> **Written problem**: Select, from the material below, each line with "domain" in it.

══ Stored rows

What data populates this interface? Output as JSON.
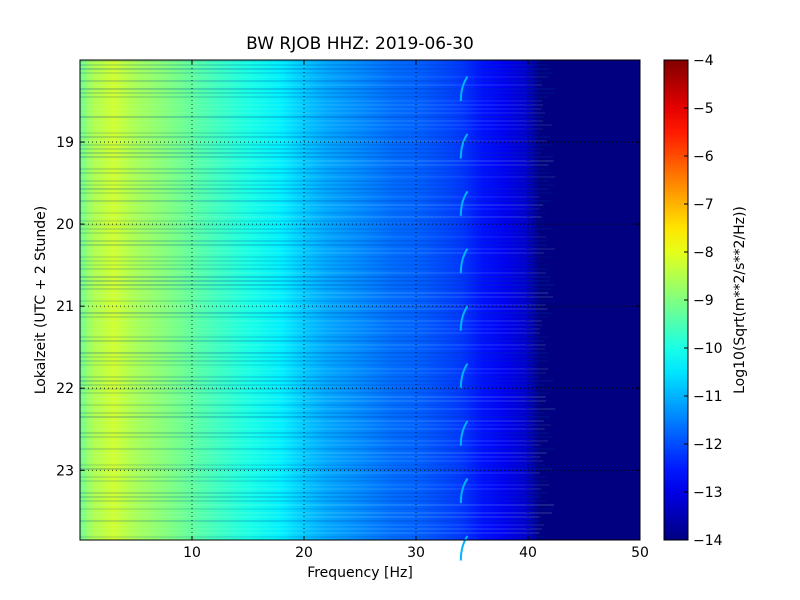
{
  "chart_data": {
    "type": "heatmap",
    "title": "BW RJOB HHZ: 2019-06-30",
    "xlabel": "Frequency [Hz]",
    "ylabel": "Lokalzeit (UTC + 2 Stunde)",
    "colorbar_label": "Log10(Sqrt(m**2/s**2/Hz))",
    "xlim": [
      0,
      50
    ],
    "ylim": [
      18.0,
      23.85
    ],
    "y_direction": "downward",
    "x_ticks": [
      10,
      20,
      30,
      40,
      50
    ],
    "y_ticks": [
      19,
      20,
      21,
      22,
      23
    ],
    "colorbar_range": [
      -14,
      -4
    ],
    "colorbar_ticks": [
      -4,
      -5,
      -6,
      -7,
      -8,
      -9,
      -10,
      -11,
      -12,
      -13,
      -14
    ],
    "colormap": "jet",
    "grid": true,
    "spectrum_profile": {
      "frequency": [
        0,
        1,
        3,
        5,
        8,
        10,
        12,
        15,
        18,
        20,
        22,
        25,
        28,
        30,
        32,
        34,
        36,
        38,
        40,
        41,
        42,
        50
      ],
      "level": [
        -9.2,
        -8.6,
        -8.2,
        -8.6,
        -9.0,
        -9.3,
        -9.6,
        -10.0,
        -10.4,
        -10.8,
        -11.1,
        -11.4,
        -11.7,
        -11.8,
        -12.0,
        -12.2,
        -12.6,
        -12.9,
        -13.3,
        -14.0,
        -14.0,
        -14.0
      ]
    },
    "tonal_line_frequency": 34.3,
    "tonal_line_level": -11.0
  }
}
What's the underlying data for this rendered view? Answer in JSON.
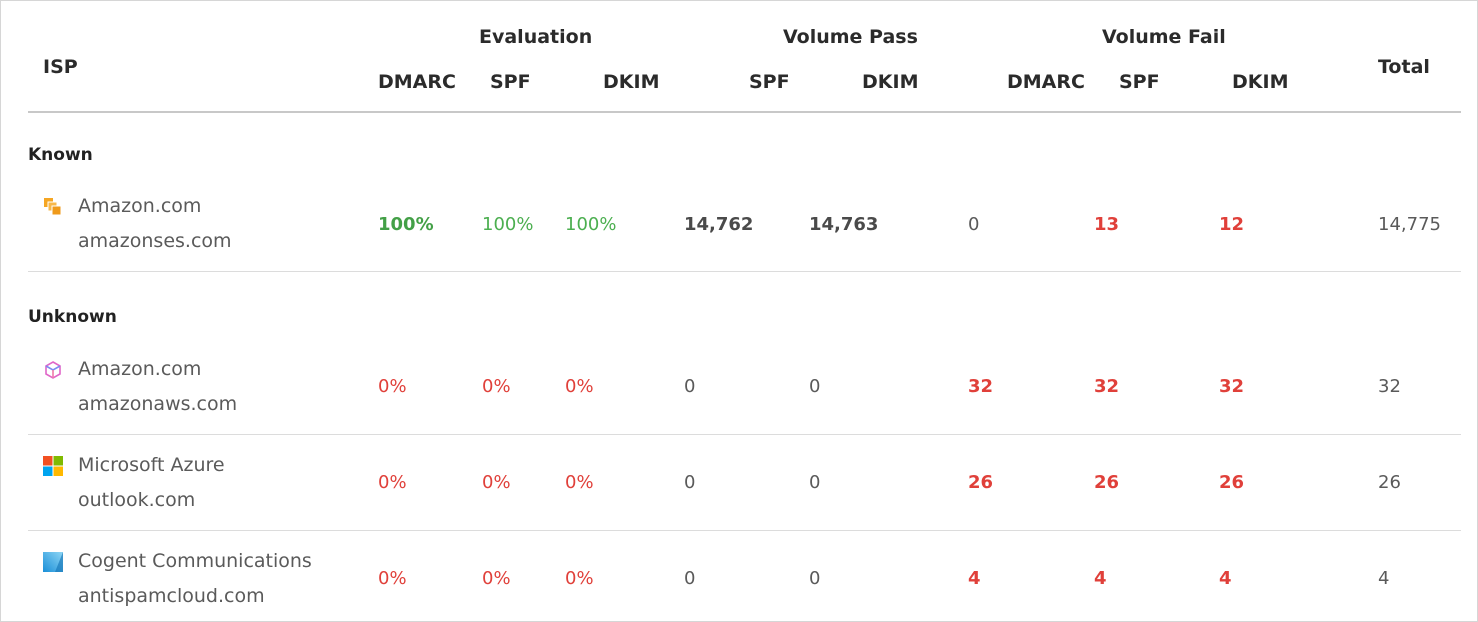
{
  "header": {
    "isp": "ISP",
    "total": "Total",
    "groups": {
      "evaluation": "Evaluation",
      "volume_pass": "Volume Pass",
      "volume_fail": "Volume Fail"
    },
    "eval_cols": [
      "DMARC",
      "SPF",
      "DKIM"
    ],
    "pass_cols": [
      "SPF",
      "DKIM"
    ],
    "fail_cols": [
      "DMARC",
      "SPF",
      "DKIM"
    ]
  },
  "sections": [
    {
      "label": "Known",
      "rows": [
        {
          "icon": "amazon-stack-icon",
          "isp_name": "Amazon.com",
          "domain": "amazonses.com",
          "eval": [
            "100%",
            "100%",
            "100%"
          ],
          "volume_pass": [
            "14,762",
            "14,763"
          ],
          "volume_fail": [
            "0",
            "13",
            "12"
          ],
          "total": "14,775"
        }
      ]
    },
    {
      "label": "Unknown",
      "rows": [
        {
          "icon": "cube-icon",
          "isp_name": "Amazon.com",
          "domain": "amazonaws.com",
          "eval": [
            "0%",
            "0%",
            "0%"
          ],
          "volume_pass": [
            "0",
            "0"
          ],
          "volume_fail": [
            "32",
            "32",
            "32"
          ],
          "total": "32"
        },
        {
          "icon": "microsoft-logo-icon",
          "isp_name": "Microsoft Azure",
          "domain": "outlook.com",
          "eval": [
            "0%",
            "0%",
            "0%"
          ],
          "volume_pass": [
            "0",
            "0"
          ],
          "volume_fail": [
            "26",
            "26",
            "26"
          ],
          "total": "26"
        },
        {
          "icon": "cogent-icon",
          "isp_name": "Cogent Communications",
          "domain": "antispamcloud.com",
          "eval": [
            "0%",
            "0%",
            "0%"
          ],
          "volume_pass": [
            "0",
            "0"
          ],
          "volume_fail": [
            "4",
            "4",
            "4"
          ],
          "total": "4"
        }
      ]
    }
  ],
  "colors": {
    "pass": "#4caf50",
    "fail": "#e0403a",
    "divider": "#dcdcdc"
  }
}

════

> **Response to the task**:
          "domain": "amazonses.com",
          "domain": "amazonaws.com",
          "domain": "outlook.com",
          "domain": "antispamcloud.com",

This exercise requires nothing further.